Set problem:
Isolate every line in the records below with "labels" in it.
--------------------------------------------------
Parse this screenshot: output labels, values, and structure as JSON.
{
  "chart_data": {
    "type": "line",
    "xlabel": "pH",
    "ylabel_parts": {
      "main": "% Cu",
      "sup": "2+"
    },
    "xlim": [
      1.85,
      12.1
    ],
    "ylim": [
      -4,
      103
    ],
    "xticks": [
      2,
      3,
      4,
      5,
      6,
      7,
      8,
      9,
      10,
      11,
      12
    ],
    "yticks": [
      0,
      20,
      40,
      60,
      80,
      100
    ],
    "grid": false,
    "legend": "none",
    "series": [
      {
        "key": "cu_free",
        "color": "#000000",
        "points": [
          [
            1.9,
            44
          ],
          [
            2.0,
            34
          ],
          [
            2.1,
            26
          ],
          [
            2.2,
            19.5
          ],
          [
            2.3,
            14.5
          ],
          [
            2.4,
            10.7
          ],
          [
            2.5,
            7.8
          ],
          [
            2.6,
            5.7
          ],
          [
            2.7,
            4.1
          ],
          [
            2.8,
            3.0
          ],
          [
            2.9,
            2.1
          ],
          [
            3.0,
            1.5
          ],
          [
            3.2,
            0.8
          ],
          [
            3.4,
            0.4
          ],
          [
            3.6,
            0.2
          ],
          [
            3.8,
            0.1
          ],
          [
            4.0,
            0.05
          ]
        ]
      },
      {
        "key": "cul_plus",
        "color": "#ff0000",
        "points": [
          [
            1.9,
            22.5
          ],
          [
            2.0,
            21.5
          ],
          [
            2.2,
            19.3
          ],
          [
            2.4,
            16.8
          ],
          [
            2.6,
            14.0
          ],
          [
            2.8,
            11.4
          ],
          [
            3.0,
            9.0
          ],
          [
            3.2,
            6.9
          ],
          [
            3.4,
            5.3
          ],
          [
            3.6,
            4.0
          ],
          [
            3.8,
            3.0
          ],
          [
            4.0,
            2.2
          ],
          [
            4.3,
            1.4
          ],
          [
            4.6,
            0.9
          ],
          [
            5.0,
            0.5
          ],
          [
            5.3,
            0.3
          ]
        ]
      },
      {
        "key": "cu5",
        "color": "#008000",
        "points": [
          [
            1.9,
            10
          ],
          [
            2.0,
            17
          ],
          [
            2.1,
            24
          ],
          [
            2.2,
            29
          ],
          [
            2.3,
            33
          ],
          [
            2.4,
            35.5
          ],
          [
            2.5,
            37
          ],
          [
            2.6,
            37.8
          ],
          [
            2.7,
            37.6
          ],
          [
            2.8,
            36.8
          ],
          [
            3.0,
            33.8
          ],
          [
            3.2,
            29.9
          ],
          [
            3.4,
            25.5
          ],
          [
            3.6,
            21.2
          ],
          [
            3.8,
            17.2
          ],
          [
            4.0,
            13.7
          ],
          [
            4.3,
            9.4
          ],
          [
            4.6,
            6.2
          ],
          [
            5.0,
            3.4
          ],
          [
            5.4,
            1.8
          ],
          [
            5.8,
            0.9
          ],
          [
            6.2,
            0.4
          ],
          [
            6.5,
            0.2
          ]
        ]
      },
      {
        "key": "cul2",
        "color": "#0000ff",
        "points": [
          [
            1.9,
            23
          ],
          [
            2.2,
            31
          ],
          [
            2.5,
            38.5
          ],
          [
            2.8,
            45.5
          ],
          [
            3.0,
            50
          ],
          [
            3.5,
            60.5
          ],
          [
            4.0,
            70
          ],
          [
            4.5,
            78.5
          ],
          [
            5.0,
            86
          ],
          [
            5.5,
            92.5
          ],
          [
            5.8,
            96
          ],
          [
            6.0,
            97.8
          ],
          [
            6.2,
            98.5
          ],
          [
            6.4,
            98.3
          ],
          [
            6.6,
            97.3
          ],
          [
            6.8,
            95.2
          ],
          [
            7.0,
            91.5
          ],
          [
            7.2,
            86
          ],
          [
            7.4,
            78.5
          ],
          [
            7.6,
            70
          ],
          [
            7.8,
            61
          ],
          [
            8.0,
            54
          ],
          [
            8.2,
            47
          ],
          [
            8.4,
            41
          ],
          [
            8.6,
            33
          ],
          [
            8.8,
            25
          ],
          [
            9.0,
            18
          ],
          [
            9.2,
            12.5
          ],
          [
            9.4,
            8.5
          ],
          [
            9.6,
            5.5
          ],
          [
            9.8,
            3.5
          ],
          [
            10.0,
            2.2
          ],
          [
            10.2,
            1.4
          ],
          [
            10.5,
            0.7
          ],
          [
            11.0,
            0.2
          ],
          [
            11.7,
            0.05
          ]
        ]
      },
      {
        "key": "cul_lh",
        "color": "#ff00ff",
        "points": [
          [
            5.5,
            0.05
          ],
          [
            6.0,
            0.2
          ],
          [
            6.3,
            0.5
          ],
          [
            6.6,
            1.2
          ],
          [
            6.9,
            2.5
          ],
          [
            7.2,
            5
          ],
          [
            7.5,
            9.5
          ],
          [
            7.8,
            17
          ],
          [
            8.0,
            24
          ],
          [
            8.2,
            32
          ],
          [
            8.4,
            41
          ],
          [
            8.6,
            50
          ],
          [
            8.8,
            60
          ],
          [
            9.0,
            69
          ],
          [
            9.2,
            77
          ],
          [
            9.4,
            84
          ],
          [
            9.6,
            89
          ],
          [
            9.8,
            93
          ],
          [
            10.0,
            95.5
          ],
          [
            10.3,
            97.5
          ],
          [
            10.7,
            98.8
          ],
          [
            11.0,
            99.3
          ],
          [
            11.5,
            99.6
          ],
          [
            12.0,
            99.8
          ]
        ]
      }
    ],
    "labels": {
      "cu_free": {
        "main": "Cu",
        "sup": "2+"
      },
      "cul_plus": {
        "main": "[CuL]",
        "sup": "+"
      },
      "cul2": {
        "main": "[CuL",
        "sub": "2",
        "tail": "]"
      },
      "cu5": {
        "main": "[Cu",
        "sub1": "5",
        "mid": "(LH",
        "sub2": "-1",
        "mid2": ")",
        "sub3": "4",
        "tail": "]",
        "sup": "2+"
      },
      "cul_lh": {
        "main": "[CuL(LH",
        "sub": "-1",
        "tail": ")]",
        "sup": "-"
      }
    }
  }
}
--------------------------------------------------
Finished task:
Parse this screenshot: output labels, values, and structure as JSON.
    "labels": {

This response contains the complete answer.